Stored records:
[Begin]

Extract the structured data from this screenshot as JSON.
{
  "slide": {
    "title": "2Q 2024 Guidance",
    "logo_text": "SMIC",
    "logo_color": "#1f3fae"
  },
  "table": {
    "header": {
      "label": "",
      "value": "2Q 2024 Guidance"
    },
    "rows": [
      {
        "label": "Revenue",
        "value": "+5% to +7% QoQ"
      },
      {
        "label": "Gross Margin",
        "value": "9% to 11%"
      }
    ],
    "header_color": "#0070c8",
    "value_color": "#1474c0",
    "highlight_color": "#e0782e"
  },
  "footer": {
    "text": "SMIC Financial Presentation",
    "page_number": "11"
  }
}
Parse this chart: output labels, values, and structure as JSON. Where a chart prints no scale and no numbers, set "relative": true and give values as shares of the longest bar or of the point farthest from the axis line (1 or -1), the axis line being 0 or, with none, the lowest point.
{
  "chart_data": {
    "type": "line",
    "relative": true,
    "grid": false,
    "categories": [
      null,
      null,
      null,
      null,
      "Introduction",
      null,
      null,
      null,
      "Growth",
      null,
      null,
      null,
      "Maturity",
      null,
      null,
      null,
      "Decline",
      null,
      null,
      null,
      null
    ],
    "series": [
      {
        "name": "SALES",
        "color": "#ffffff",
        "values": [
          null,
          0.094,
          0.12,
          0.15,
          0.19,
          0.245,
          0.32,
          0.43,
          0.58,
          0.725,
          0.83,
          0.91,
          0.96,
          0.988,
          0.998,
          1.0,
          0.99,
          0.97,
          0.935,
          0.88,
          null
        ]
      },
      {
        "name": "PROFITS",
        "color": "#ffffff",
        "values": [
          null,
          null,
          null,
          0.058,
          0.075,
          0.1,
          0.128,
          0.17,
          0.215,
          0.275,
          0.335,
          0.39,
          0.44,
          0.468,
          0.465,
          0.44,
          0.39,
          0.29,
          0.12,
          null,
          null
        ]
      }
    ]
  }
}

[End]

Restate each of the entries above verbatim.

**Result of the exercise**
Extract the structured data from this screenshot as JSON.
{
  "slide": {
    "title": "2Q 2024 Guidance",
    "logo_text": "SMIC",
    "logo_color": "#1f3fae"
  },
  "table": {
    "header": {
      "label": "",
      "value": "2Q 2024 Guidance"
    },
    "rows": [
      {
        "label": "Revenue",
        "value": "+5% to +7% QoQ"
      },
      {
        "label": "Gross Margin",
        "value": "9% to 11%"
      }
    ],
    "header_color": "#0070c8",
    "value_color": "#1474c0",
    "highlight_color": "#e0782e"
  },
  "footer": {
    "text": "SMIC Financial Presentation",
    "page_number": "11"
  }
}
Parse this chart: output labels, values, and structure as JSON. Where a chart prints no scale and no numbers, set "relative": true and give values as shares of the longest bar or of the point farthest from the axis line (1 or -1), the axis line being 0 or, with none, the lowest point.
{
  "chart_data": {
    "type": "line",
    "relative": true,
    "grid": false,
    "categories": [
      null,
      null,
      null,
      null,
      "Introduction",
      null,
      null,
      null,
      "Growth",
      null,
      null,
      null,
      "Maturity",
      null,
      null,
      null,
      "Decline",
      null,
      null,
      null,
      null
    ],
    "series": [
      {
        "name": "SALES",
        "color": "#ffffff",
        "values": [
          null,
          0.094,
          0.12,
          0.15,
          0.19,
          0.245,
          0.32,
          0.43,
          0.58,
          0.725,
          0.83,
          0.91,
          0.96,
          0.988,
          0.998,
          1.0,
          0.99,
          0.97,
          0.935,
          0.88,
          null
        ]
      },
      {
        "name": "PROFITS",
        "color": "#ffffff",
        "values": [
          null,
          null,
          null,
          0.058,
          0.075,
          0.1,
          0.128,
          0.17,
          0.215,
          0.275,
          0.335,
          0.39,
          0.44,
          0.468,
          0.465,
          0.44,
          0.39,
          0.29,
          0.12,
          null,
          null
        ]
      }
    ]
  }
}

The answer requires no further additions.